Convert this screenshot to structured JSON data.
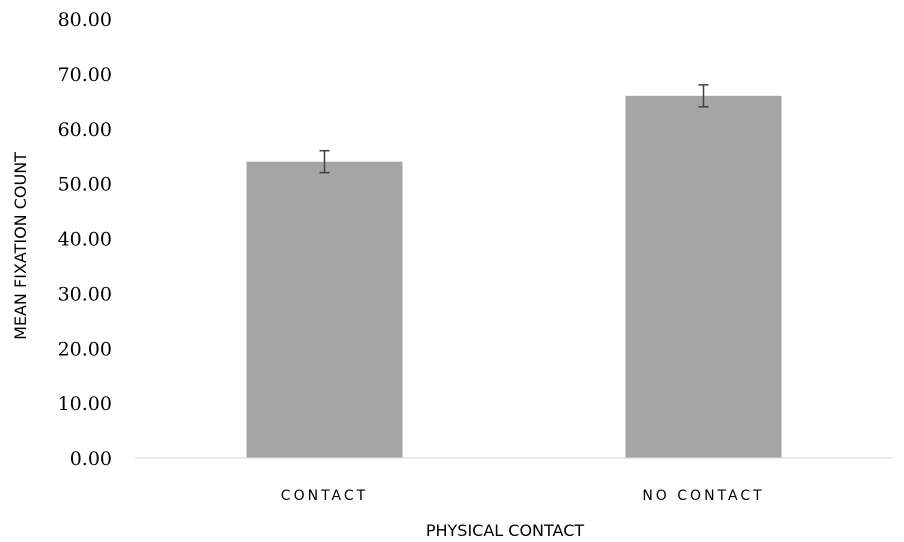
{
  "chart_data": {
    "type": "bar",
    "title": "",
    "xlabel": "PHYSICAL CONTACT",
    "ylabel": "MEAN FIXATION COUNT",
    "categories": [
      "CONTACT",
      "NO CONTACT"
    ],
    "values": [
      54,
      66
    ],
    "errors": [
      2,
      2
    ],
    "ylim": [
      0,
      80
    ],
    "yticks": [
      "0.00",
      "10.00",
      "20.00",
      "30.00",
      "40.00",
      "50.00",
      "60.00",
      "70.00",
      "80.00"
    ],
    "grid": false,
    "legend": "none",
    "bar_color": "#a5a5a5",
    "error_bar_color": "#404040"
  }
}
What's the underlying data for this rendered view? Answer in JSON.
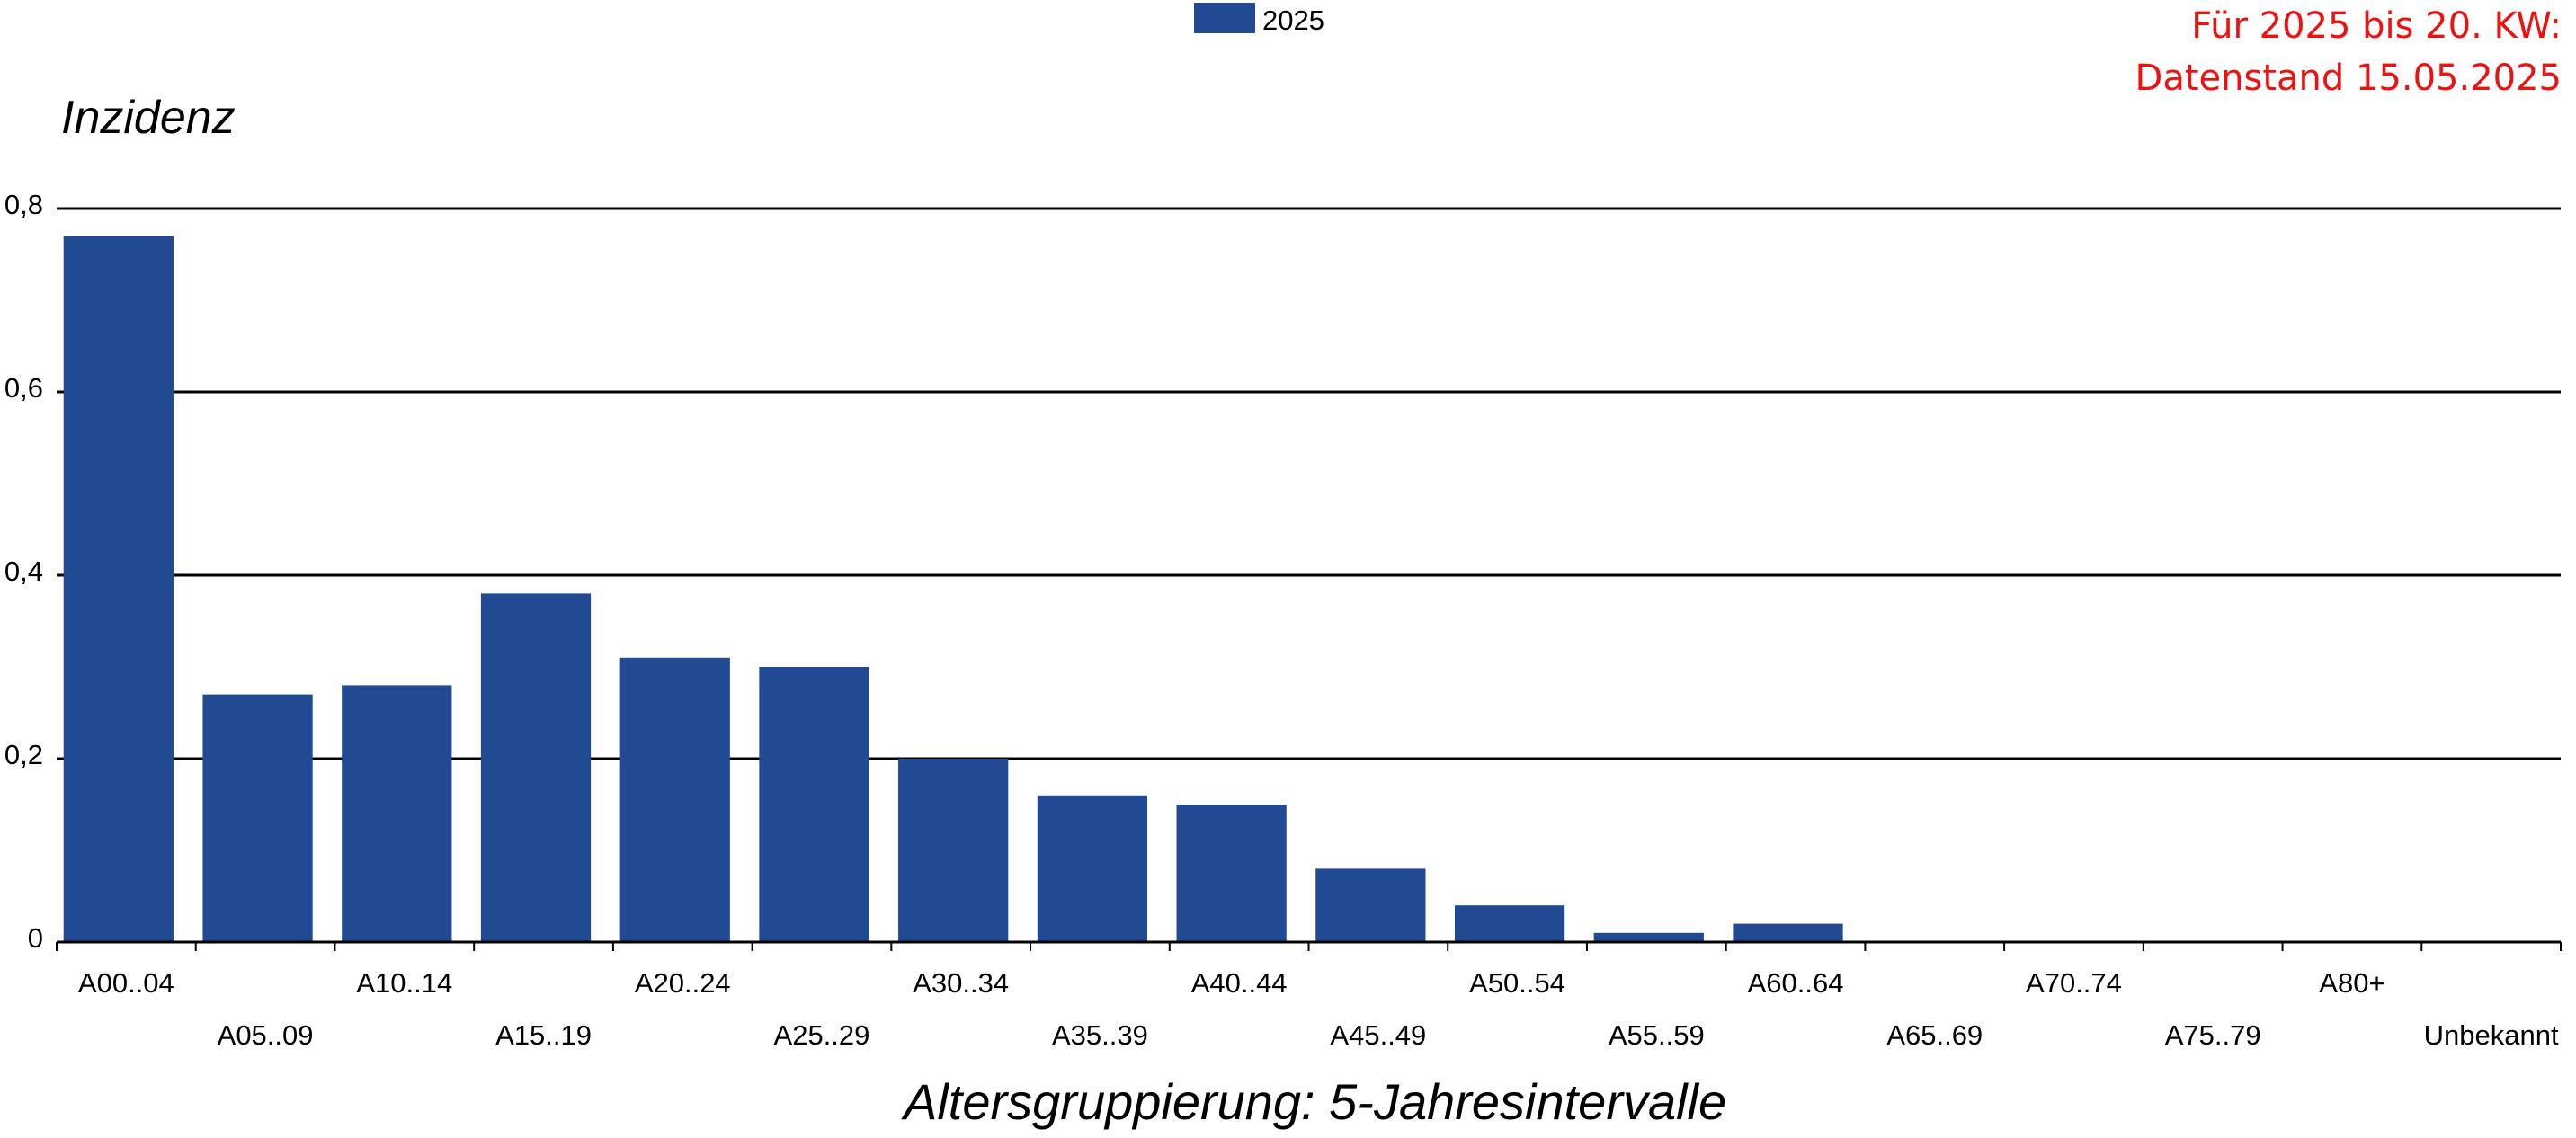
{
  "note": {
    "line1": "Für 2025 bis 20. KW:",
    "line2": "Datenstand 15.05.2025"
  },
  "colors": {
    "bar": "#214a92",
    "grid": "#000000",
    "note": "#ee1111"
  },
  "chart_data": {
    "type": "bar",
    "title": "",
    "ylabel": "Inzidenz",
    "xlabel": "Altersgruppierung: 5-Jahresintervalle",
    "legend": {
      "position": "top-center",
      "entries": [
        "2025"
      ]
    },
    "grid": true,
    "ylim": [
      0,
      0.8
    ],
    "yticks": [
      0,
      0.2,
      0.4,
      0.6,
      0.8
    ],
    "ytick_labels": [
      "0",
      "0,2",
      "0,4",
      "0,6",
      "0,8"
    ],
    "categories": [
      "A00..04",
      "A05..09",
      "A10..14",
      "A15..19",
      "A20..24",
      "A25..29",
      "A30..34",
      "A35..39",
      "A40..44",
      "A45..49",
      "A50..54",
      "A55..59",
      "A60..64",
      "A65..69",
      "A70..74",
      "A75..79",
      "A80+",
      "Unbekannt"
    ],
    "series": [
      {
        "name": "2025",
        "values": [
          0.77,
          0.27,
          0.28,
          0.38,
          0.31,
          0.3,
          0.2,
          0.16,
          0.15,
          0.08,
          0.04,
          0.01,
          0.02,
          0,
          0,
          0,
          0,
          0
        ]
      }
    ]
  }
}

WHAT NEEDS TO BE DONE →
Extract every line containing the string "JSON" from the material.

CORRECT ANSWER →
Convert this screenshot to structured JSON data.
What's the underlying data for this rendered view? Answer in JSON.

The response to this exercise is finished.